Output the material below in its entirety, exactly as given.
begin
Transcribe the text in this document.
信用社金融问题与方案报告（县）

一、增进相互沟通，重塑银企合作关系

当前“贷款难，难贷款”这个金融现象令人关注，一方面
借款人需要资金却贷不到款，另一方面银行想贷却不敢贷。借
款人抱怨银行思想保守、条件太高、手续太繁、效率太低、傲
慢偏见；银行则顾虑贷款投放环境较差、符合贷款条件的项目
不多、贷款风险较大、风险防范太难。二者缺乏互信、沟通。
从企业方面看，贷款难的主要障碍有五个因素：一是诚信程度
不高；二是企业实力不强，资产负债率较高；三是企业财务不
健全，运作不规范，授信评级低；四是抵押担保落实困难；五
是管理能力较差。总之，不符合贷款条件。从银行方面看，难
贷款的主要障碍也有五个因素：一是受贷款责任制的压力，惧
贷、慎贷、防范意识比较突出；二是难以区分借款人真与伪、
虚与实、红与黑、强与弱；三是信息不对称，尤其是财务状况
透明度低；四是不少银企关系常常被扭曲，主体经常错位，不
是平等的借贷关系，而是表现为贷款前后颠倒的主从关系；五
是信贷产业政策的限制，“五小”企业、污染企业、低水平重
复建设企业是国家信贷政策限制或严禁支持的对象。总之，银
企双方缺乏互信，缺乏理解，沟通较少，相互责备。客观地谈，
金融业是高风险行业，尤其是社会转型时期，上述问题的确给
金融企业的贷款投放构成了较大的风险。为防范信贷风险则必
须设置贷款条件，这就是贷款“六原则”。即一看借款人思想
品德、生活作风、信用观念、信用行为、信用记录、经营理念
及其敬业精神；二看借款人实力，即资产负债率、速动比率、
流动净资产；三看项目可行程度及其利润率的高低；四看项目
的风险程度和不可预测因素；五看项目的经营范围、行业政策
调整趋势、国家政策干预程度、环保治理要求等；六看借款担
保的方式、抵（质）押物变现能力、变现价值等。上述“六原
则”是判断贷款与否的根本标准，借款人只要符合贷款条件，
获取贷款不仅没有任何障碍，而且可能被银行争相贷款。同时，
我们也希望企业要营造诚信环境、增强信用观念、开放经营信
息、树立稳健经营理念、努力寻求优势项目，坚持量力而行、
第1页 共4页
end
Correct answer:
Transcribe the text in this document.
信用社金融问题与方案报告（县）

一、增进相互沟通，重塑银企合作关系

当前“贷款难，难贷款”这个金融现象令人关注，一方面
借款人需要资金却贷不到款，另一方面银行想贷却不敢贷。借
款人抱怨银行思想保守、条件太高、手续太繁、效率太低、傲
慢偏见；银行则顾虑贷款投放环境较差、符合贷款条件的项目
不多、贷款风险较大、风险防范太难。二者缺乏互信、沟通。
从企业方面看，贷款难的主要障碍有五个因素：一是诚信程度
不高；二是企业实力不强，资产负债率较高；三是企业财务不
健全，运作不规范，授信评级低；四是抵押担保落实困难；五
是管理能力较差。总之，不符合贷款条件。从银行方面看，难
贷款的主要障碍也有五个因素：一是受贷款责任制的压力，惧
贷、慎贷、防范意识比较突出；二是难以区分借款人真与伪、
虚与实、红与黑、强与弱；三是信息不对称，尤其是财务状况
透明度低；四是不少银企关系常常被扭曲，主体经常错位，不
是平等的借贷关系，而是表现为贷款前后颠倒的主从关系；五
是信贷产业政策的限制，“五小”企业、污染企业、低水平重
复建设企业是国家信贷政策限制或严禁支持的对象。总之，银
企双方缺乏互信，缺乏理解，沟通较少，相互责备。客观地谈，
金融业是高风险行业，尤其是社会转型时期，上述问题的确给
金融企业的贷款投放构成了较大的风险。为防范信贷风险则必
须设置贷款条件，这就是贷款“六原则”。即一看借款人思想
品德、生活作风、信用观念、信用行为、信用记录、经营理念
及其敬业精神；二看借款人实力，即资产负债率、速动比率、
流动净资产；三看项目可行程度及其利润率的高低；四看项目
的风险程度和不可预测因素；五看项目的经营范围、行业政策
调整趋势、国家政策干预程度、环保治理要求等；六看借款担
保的方式、抵（质）押物变现能力、变现价值等。上述“六原
则”是判断贷款与否的根本标准，借款人只要符合贷款条件，
获取贷款不仅没有任何障碍，而且可能被银行争相贷款。同时，
我们也希望企业要营造诚信环境、增强信用观念、开放经营信
息、树立稳健经营理念、努力寻求优势项目，坚持量力而行、
第1页 共4页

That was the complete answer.